## Problem requirements
Any picture among the records should be left out, please; retype the rest exactly.

## Data provided
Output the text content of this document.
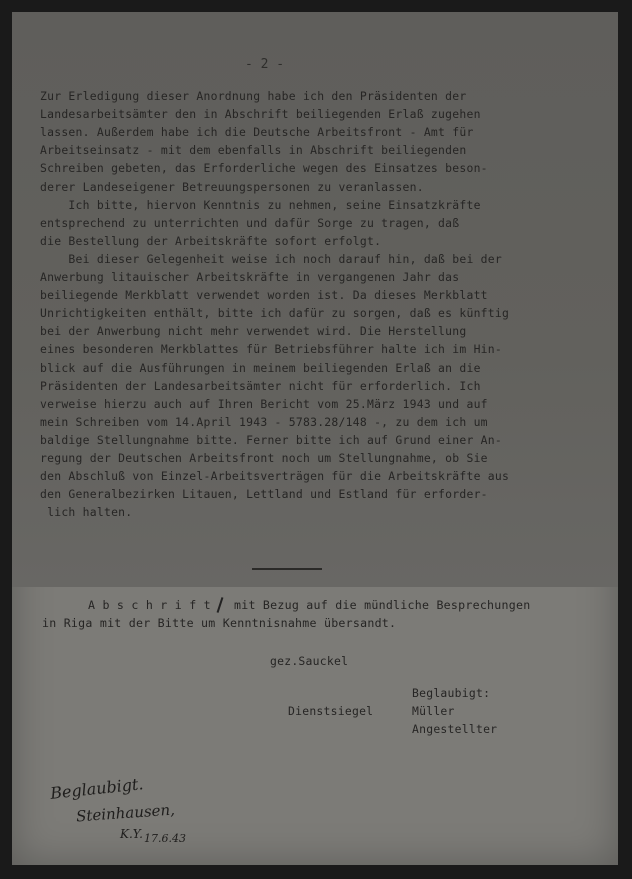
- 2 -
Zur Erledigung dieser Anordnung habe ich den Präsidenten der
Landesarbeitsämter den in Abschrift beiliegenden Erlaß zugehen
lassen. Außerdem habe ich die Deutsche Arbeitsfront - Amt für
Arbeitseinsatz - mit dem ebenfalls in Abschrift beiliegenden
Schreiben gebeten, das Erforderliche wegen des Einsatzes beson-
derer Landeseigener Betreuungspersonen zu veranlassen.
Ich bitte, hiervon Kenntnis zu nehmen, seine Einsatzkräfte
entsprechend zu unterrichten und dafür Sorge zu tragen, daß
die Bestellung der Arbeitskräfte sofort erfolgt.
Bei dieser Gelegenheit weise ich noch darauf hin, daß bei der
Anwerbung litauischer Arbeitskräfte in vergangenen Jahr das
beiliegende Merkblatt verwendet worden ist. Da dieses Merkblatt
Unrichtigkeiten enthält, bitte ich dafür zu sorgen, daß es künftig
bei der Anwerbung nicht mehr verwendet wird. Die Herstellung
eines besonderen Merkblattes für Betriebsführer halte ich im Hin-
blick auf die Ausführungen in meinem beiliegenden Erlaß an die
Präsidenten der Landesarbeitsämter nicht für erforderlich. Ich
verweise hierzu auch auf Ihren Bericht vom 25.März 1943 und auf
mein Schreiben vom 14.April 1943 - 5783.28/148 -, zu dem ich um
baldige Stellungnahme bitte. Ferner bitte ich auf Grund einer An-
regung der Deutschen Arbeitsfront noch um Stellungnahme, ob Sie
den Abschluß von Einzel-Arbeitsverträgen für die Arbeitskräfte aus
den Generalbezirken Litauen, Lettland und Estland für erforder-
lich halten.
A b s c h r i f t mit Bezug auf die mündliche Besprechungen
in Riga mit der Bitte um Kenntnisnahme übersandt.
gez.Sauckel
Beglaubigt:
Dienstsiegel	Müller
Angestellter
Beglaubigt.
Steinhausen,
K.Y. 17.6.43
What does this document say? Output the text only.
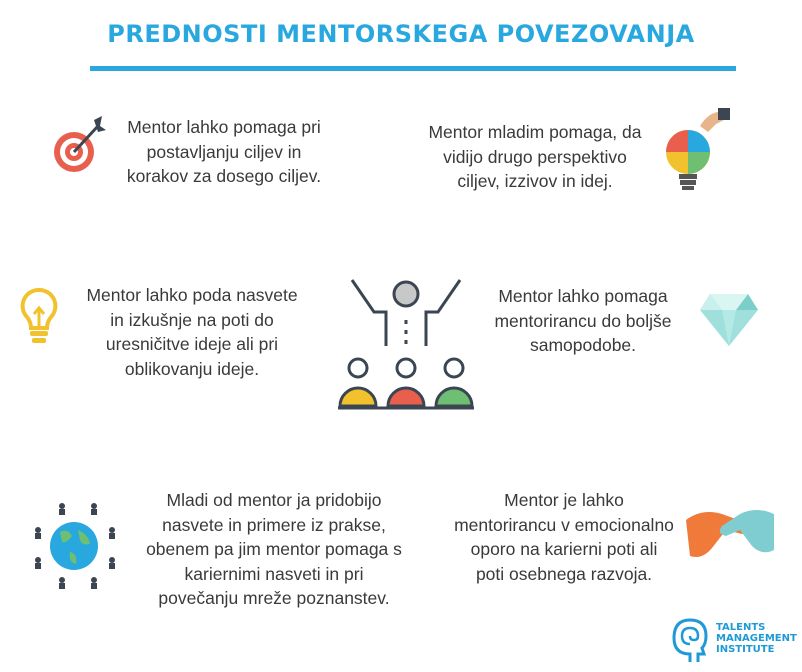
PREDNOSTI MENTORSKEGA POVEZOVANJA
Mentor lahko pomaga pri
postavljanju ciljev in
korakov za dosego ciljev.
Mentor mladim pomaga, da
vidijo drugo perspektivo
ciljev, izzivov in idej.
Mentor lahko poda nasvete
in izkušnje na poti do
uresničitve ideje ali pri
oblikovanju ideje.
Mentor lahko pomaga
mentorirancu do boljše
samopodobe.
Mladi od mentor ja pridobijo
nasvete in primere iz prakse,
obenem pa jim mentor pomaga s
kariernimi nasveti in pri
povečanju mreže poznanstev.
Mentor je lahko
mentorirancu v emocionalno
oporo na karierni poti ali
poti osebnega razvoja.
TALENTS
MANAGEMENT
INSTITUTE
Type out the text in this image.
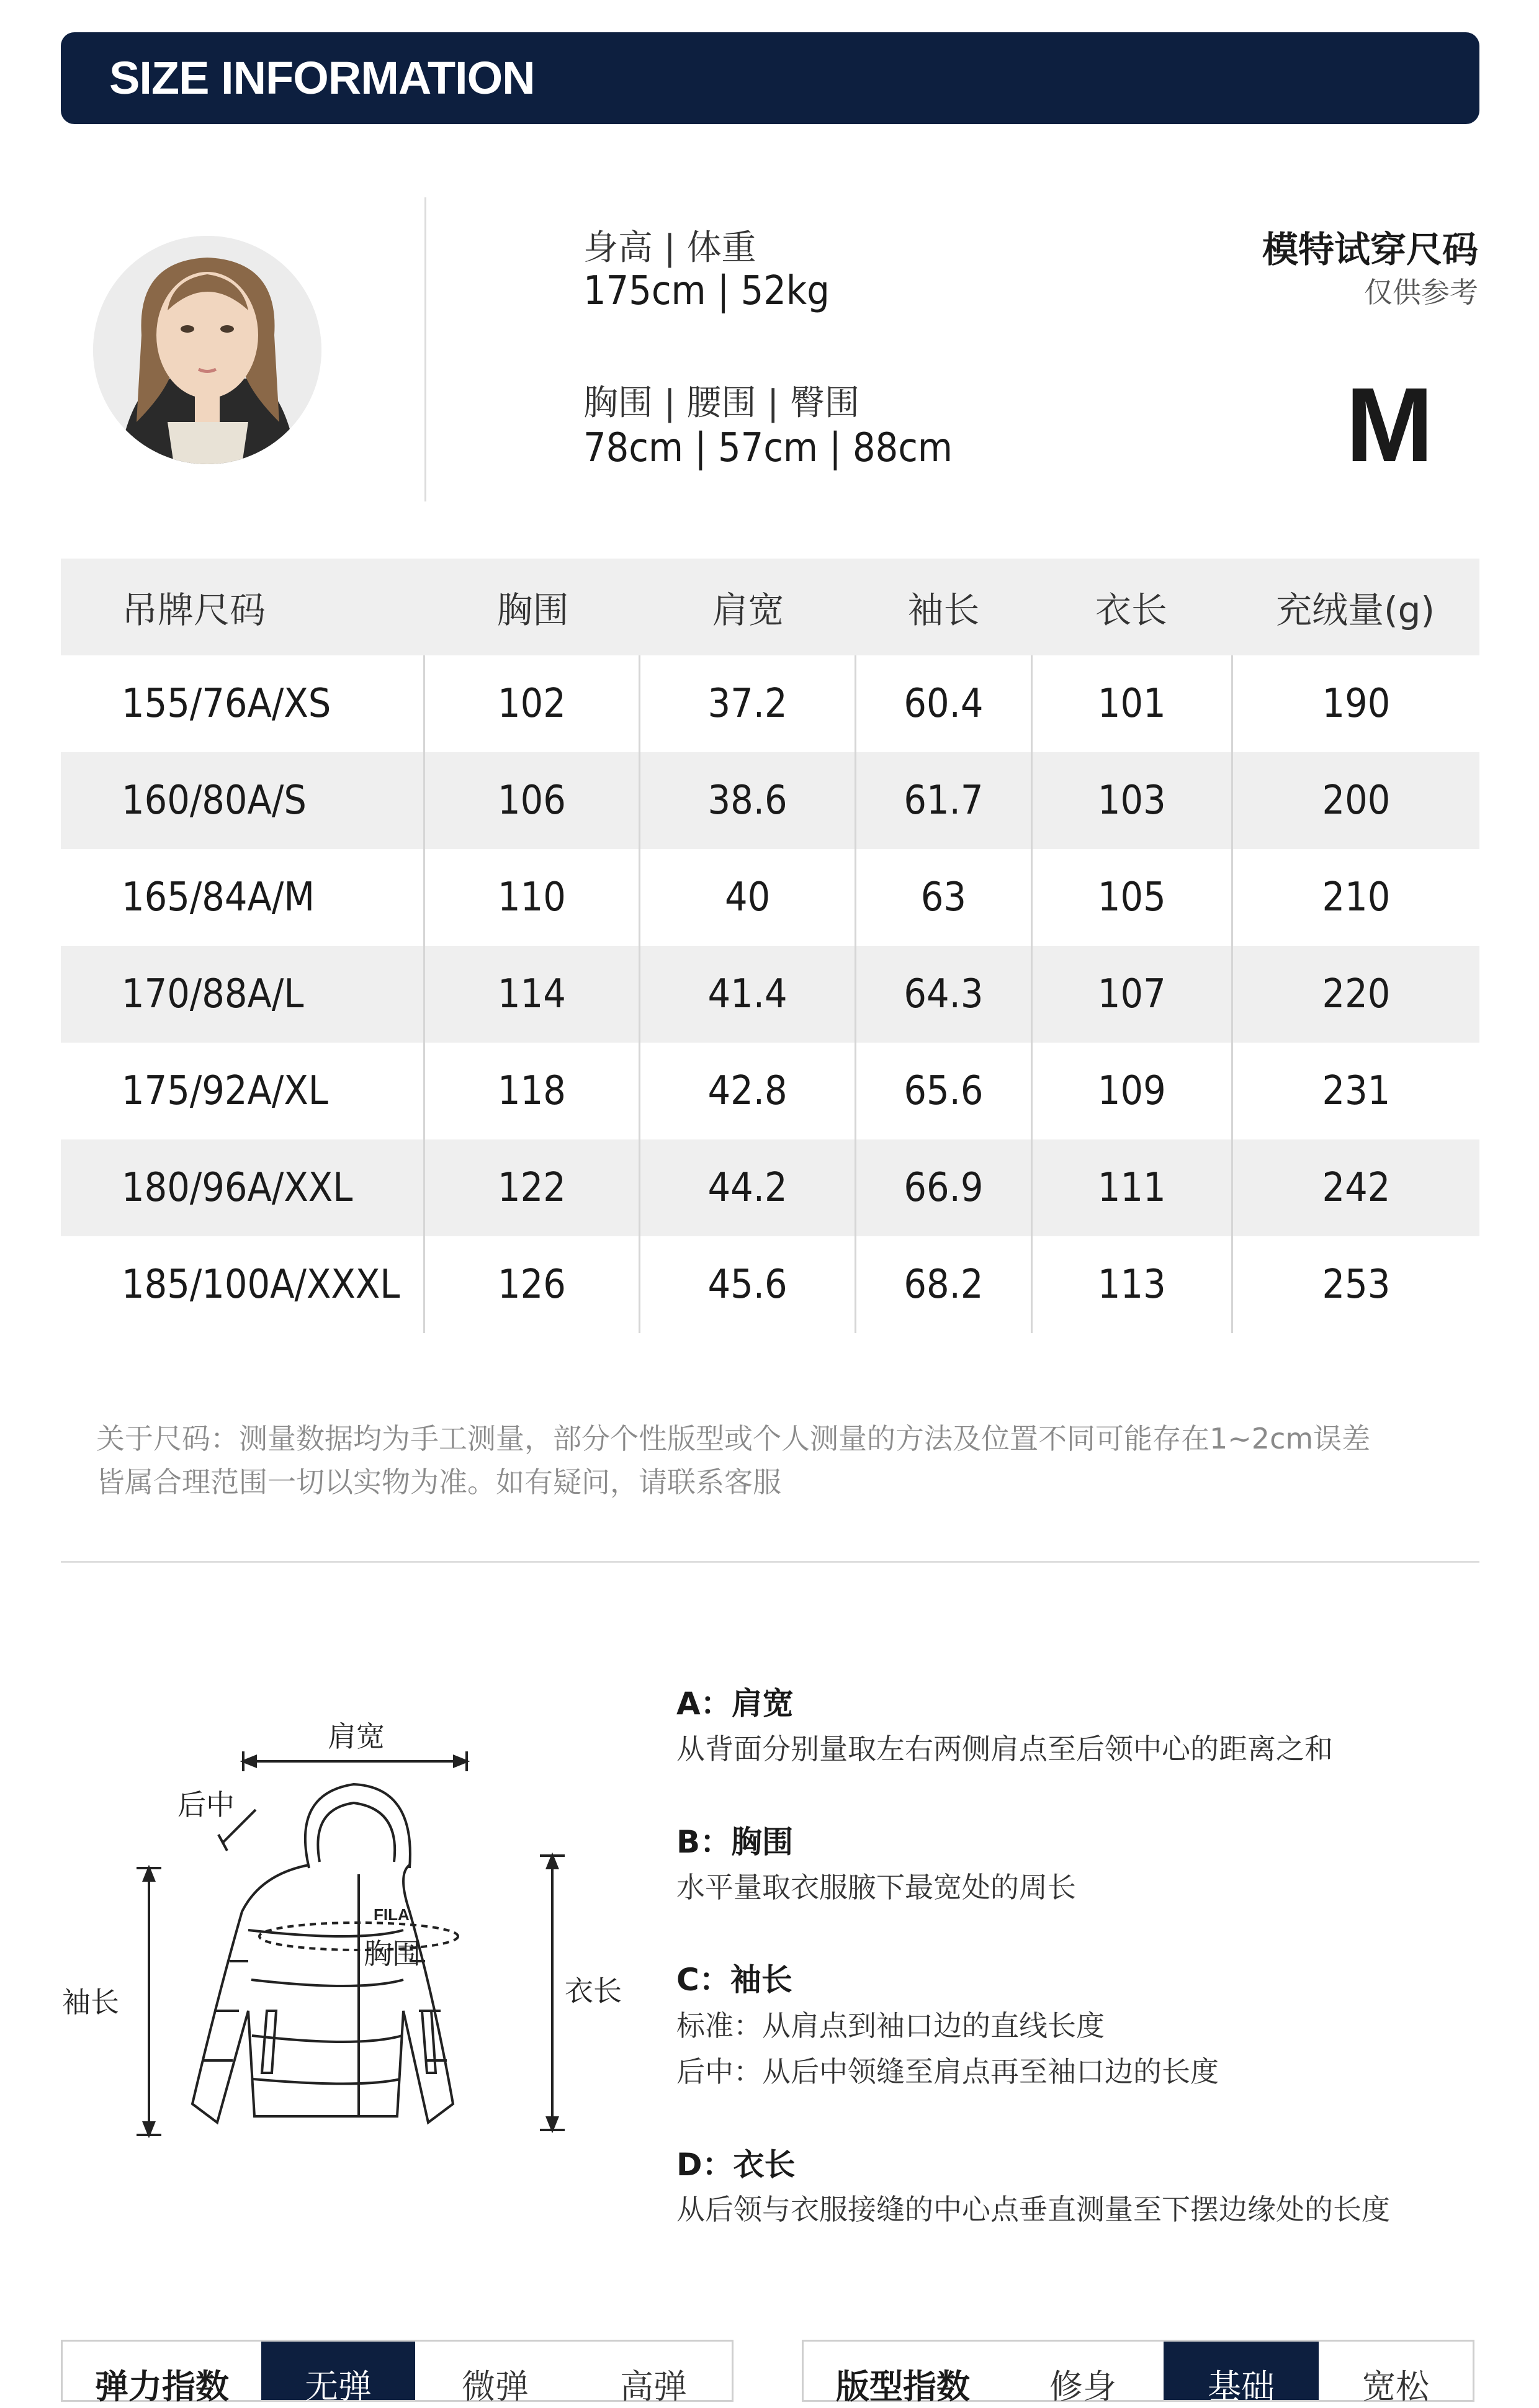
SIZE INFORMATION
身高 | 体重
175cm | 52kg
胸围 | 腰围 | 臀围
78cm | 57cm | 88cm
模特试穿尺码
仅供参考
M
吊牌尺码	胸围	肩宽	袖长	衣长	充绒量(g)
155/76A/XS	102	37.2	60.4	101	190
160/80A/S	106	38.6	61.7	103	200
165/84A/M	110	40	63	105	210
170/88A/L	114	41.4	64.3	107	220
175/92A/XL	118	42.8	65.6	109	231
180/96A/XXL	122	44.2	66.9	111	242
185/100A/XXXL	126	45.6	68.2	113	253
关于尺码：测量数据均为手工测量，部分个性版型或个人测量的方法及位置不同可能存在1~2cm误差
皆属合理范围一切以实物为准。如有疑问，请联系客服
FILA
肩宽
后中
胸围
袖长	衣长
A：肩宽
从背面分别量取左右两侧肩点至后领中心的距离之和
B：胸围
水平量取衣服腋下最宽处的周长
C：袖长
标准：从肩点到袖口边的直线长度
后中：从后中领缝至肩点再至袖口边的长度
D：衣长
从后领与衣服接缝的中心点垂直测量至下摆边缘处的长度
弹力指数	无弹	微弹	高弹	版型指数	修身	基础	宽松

## Solution for this exercise
Output the text content of this document.
- 2 -
Zur Erledigung dieser Anordnung habe ich den Präsidenten der
Landesarbeitsämter den in Abschrift beiliegenden Erlaß zugehen
lassen. Außerdem habe ich die Deutsche Arbeitsfront - Amt für
Arbeitseinsatz - mit dem ebenfalls in Abschrift beiliegenden
Schreiben gebeten, das Erforderliche wegen des Einsatzes beson-
derer Landeseigener Betreuungspersonen zu veranlassen.
Ich bitte, hiervon Kenntnis zu nehmen, seine Einsatzkräfte
entsprechend zu unterrichten und dafür Sorge zu tragen, daß
die Bestellung der Arbeitskräfte sofort erfolgt.
Bei dieser Gelegenheit weise ich noch darauf hin, daß bei der
Anwerbung litauischer Arbeitskräfte in vergangenen Jahr das
beiliegende Merkblatt verwendet worden ist. Da dieses Merkblatt
Unrichtigkeiten enthält, bitte ich dafür zu sorgen, daß es künftig
bei der Anwerbung nicht mehr verwendet wird. Die Herstellung
eines besonderen Merkblattes für Betriebsführer halte ich im Hin-
blick auf die Ausführungen in meinem beiliegenden Erlaß an die
Präsidenten der Landesarbeitsämter nicht für erforderlich. Ich
verweise hierzu auch auf Ihren Bericht vom 25.März 1943 und auf
mein Schreiben vom 14.April 1943 - 5783.28/148 -, zu dem ich um
baldige Stellungnahme bitte. Ferner bitte ich auf Grund einer An-
regung der Deutschen Arbeitsfront noch um Stellungnahme, ob Sie
den Abschluß von Einzel-Arbeitsverträgen für die Arbeitskräfte aus
den Generalbezirken Litauen, Lettland und Estland für erforder-
lich halten.
A b s c h r i f t mit Bezug auf die mündliche Besprechungen
in Riga mit der Bitte um Kenntnisnahme übersandt.
gez.Sauckel
Beglaubigt:
Dienstsiegel	Müller
Angestellter
Beglaubigt.
Steinhausen,
K.Y. 17.6.43
What does this document say? Output the text only.
PREDNOSTI MENTORSKEGA POVEZOVANJA
Mentor lahko pomaga pri
postavljanju ciljev in
korakov za dosego ciljev.
Mentor mladim pomaga, da
vidijo drugo perspektivo
ciljev, izzivov in idej.
Mentor lahko poda nasvete
in izkušnje na poti do
uresničitve ideje ali pri
oblikovanju ideje.
Mentor lahko pomaga
mentorirancu do boljše
samopodobe.
Mladi od mentor ja pridobijo
nasvete in primere iz prakse,
obenem pa jim mentor pomaga s
kariernimi nasveti in pri
povečanju mreže poznanstev.
Mentor je lahko
mentorirancu v emocionalno
oporo na karierni poti ali
poti osebnega razvoja.
TALENTS
MANAGEMENT
INSTITUTE
Type out the text in this image.
SIZE INFORMATION
身高 | 体重
175cm | 52kg
胸围 | 腰围 | 臀围
78cm | 57cm | 88cm
模特试穿尺码
仅供参考
M
吊牌尺码	胸围	肩宽	袖长	衣长	充绒量(g)
155/76A/XS	102	37.2	60.4	101	190
160/80A/S	106	38.6	61.7	103	200
165/84A/M	110	40	63	105	210
170/88A/L	114	41.4	64.3	107	220
175/92A/XL	118	42.8	65.6	109	231
180/96A/XXL	122	44.2	66.9	111	242
185/100A/XXXL	126	45.6	68.2	113	253
关于尺码：测量数据均为手工测量，部分个性版型或个人测量的方法及位置不同可能存在1~2cm误差
皆属合理范围一切以实物为准。如有疑问，请联系客服
FILA
肩宽
后中
胸围
袖长	衣长
A：肩宽
从背面分别量取左右两侧肩点至后领中心的距离之和
B：胸围
水平量取衣服腋下最宽处的周长
C：袖长
标准：从肩点到袖口边的直线长度
后中：从后中领缝至肩点再至袖口边的长度
D：衣长
从后领与衣服接缝的中心点垂直测量至下摆边缘处的长度
弹力指数	无弹	微弹	高弹	版型指数	修身	基础	宽松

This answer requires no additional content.